Dataset records:
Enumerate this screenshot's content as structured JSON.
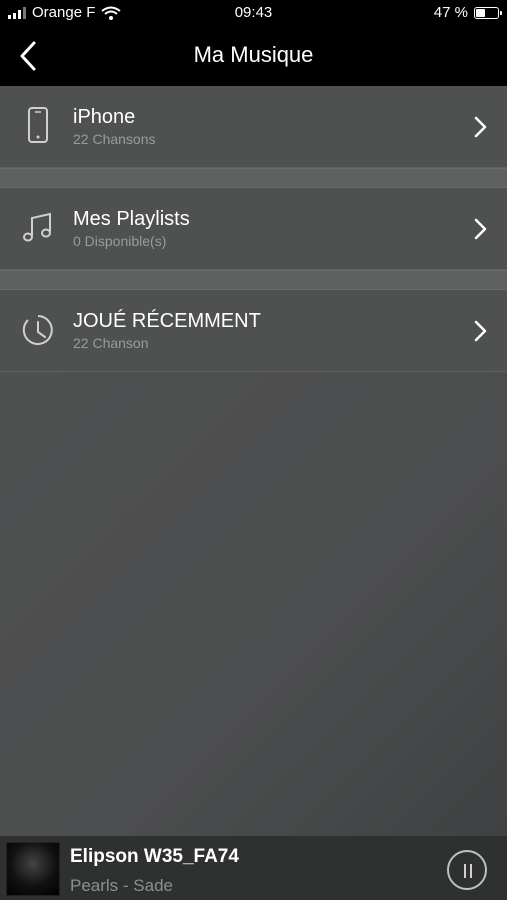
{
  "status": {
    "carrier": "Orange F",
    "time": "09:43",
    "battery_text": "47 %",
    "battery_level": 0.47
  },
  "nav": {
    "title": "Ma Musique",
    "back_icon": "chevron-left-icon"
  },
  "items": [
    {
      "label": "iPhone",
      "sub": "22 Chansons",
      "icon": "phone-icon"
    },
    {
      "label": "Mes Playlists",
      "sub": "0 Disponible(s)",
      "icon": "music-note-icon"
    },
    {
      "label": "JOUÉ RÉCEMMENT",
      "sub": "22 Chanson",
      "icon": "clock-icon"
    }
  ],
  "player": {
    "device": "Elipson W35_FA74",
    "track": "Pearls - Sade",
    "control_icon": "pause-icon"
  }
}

* * *

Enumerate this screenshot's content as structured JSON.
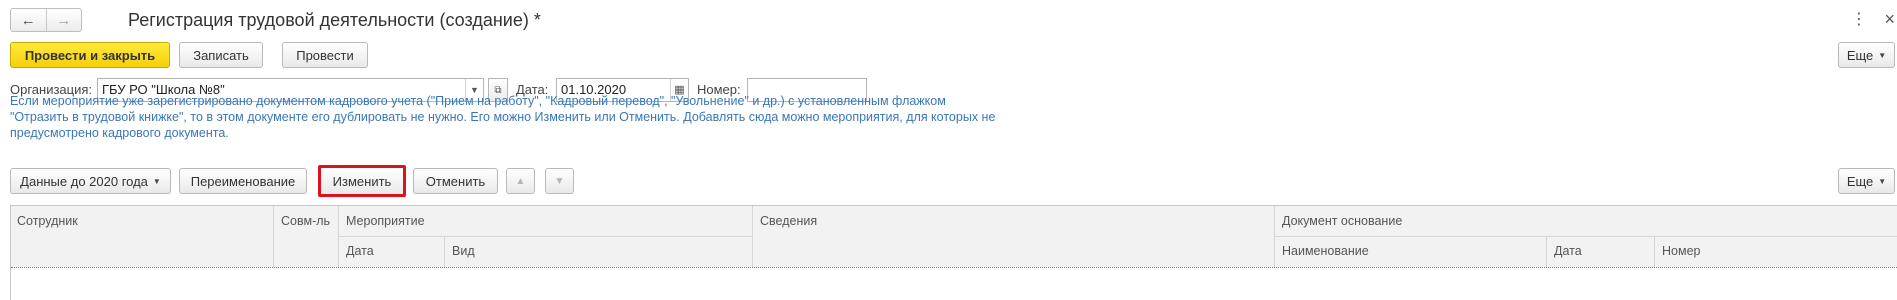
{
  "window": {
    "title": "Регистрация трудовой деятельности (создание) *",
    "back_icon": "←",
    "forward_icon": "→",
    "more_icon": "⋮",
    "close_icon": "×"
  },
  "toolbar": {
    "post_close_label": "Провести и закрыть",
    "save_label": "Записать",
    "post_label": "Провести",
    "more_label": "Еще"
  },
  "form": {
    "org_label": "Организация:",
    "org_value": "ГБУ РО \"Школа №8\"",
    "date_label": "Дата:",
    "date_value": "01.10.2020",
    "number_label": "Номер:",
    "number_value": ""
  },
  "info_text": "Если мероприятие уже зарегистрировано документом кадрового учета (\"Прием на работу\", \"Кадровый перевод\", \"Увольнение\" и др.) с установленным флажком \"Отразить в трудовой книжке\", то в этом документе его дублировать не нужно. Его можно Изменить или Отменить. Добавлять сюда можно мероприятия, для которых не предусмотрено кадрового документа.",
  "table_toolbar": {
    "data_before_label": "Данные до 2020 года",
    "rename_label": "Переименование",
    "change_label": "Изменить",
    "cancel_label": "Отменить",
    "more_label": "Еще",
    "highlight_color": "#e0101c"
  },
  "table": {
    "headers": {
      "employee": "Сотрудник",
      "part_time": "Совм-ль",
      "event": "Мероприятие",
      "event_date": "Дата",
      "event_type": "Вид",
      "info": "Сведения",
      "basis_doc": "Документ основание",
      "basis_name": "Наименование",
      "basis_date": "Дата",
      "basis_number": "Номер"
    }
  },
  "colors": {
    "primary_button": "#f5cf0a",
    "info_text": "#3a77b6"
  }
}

■ The exercise
Count each line with "трудовой" in it and report that figure by itself.

■ Response to this task
2